Will you restate verbatim the lines running from the line with "Give me the" to the end of the data, leaving out everything else?

--- Begin Provided material ---

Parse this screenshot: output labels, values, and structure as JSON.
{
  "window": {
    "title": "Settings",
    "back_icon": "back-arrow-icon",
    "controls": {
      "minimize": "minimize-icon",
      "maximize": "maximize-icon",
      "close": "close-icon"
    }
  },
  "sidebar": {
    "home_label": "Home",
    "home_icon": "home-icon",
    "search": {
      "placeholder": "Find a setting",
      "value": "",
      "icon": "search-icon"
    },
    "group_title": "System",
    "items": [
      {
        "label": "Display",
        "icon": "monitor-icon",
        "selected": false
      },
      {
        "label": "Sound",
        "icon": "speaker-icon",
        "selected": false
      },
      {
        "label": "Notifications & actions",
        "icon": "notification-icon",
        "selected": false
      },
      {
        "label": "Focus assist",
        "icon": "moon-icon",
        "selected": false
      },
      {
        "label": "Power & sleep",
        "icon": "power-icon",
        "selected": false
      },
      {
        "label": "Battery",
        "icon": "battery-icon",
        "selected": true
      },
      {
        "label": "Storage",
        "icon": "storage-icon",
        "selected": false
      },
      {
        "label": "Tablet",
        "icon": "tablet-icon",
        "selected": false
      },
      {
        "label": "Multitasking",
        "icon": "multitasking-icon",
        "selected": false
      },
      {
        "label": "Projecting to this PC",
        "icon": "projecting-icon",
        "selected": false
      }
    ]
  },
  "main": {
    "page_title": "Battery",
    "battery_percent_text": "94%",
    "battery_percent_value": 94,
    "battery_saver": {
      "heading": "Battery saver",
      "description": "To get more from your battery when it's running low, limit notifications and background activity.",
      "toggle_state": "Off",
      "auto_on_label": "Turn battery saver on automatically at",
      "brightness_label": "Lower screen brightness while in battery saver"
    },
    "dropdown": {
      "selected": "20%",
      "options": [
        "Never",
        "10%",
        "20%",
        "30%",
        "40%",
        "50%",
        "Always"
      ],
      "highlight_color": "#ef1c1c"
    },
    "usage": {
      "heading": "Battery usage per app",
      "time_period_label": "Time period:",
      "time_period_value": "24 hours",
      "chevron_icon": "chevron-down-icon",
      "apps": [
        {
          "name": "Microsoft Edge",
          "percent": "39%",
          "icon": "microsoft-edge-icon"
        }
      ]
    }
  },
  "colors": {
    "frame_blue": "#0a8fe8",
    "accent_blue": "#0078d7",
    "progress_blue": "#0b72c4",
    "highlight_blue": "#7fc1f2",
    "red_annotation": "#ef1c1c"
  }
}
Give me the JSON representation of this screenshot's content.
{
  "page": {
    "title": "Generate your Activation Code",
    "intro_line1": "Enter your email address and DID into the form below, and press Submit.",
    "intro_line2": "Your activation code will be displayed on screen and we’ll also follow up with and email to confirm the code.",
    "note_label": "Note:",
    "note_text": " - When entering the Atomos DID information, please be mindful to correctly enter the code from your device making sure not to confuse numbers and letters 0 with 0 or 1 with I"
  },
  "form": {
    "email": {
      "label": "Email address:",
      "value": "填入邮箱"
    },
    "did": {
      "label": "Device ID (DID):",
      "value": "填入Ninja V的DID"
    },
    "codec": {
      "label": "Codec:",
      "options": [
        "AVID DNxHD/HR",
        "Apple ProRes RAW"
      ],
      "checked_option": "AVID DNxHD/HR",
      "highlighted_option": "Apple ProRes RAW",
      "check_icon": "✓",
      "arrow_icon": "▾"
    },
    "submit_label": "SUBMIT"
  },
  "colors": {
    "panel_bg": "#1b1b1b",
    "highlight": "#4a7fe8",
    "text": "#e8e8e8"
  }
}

--- End Provided material ---

### [Exercise solution]
Give me the JSON representation of this screenshot's content.
{
  "page": {
    "title": "Generate your Activation Code",
    "intro_line1": "Enter your email address and DID into the form below, and press Submit.",
    "intro_line2": "Your activation code will be displayed on screen and we’ll also follow up with and email to confirm the code.",
    "note_label": "Note:",
    "note_text": " - When entering the Atomos DID information, please be mindful to correctly enter the code from your device making sure not to confuse numbers and letters 0 with 0 or 1 with I"
  },
  "form": {
    "email": {
      "label": "Email address:",
      "value": "填入邮箱"
    },
    "did": {
      "label": "Device ID (DID):",
      "value": "填入Ninja V的DID"
    },
    "codec": {
      "label": "Codec:",
      "options": [
        "AVID DNxHD/HR",
        "Apple ProRes RAW"
      ],
      "checked_option": "AVID DNxHD/HR",
      "highlighted_option": "Apple ProRes RAW",
      "check_icon": "✓",
      "arrow_icon": "▾"
    },
    "submit_label": "SUBMIT"
  },
  "colors": {
    "panel_bg": "#1b1b1b",
    "highlight": "#4a7fe8",
    "text": "#e8e8e8"
  }
}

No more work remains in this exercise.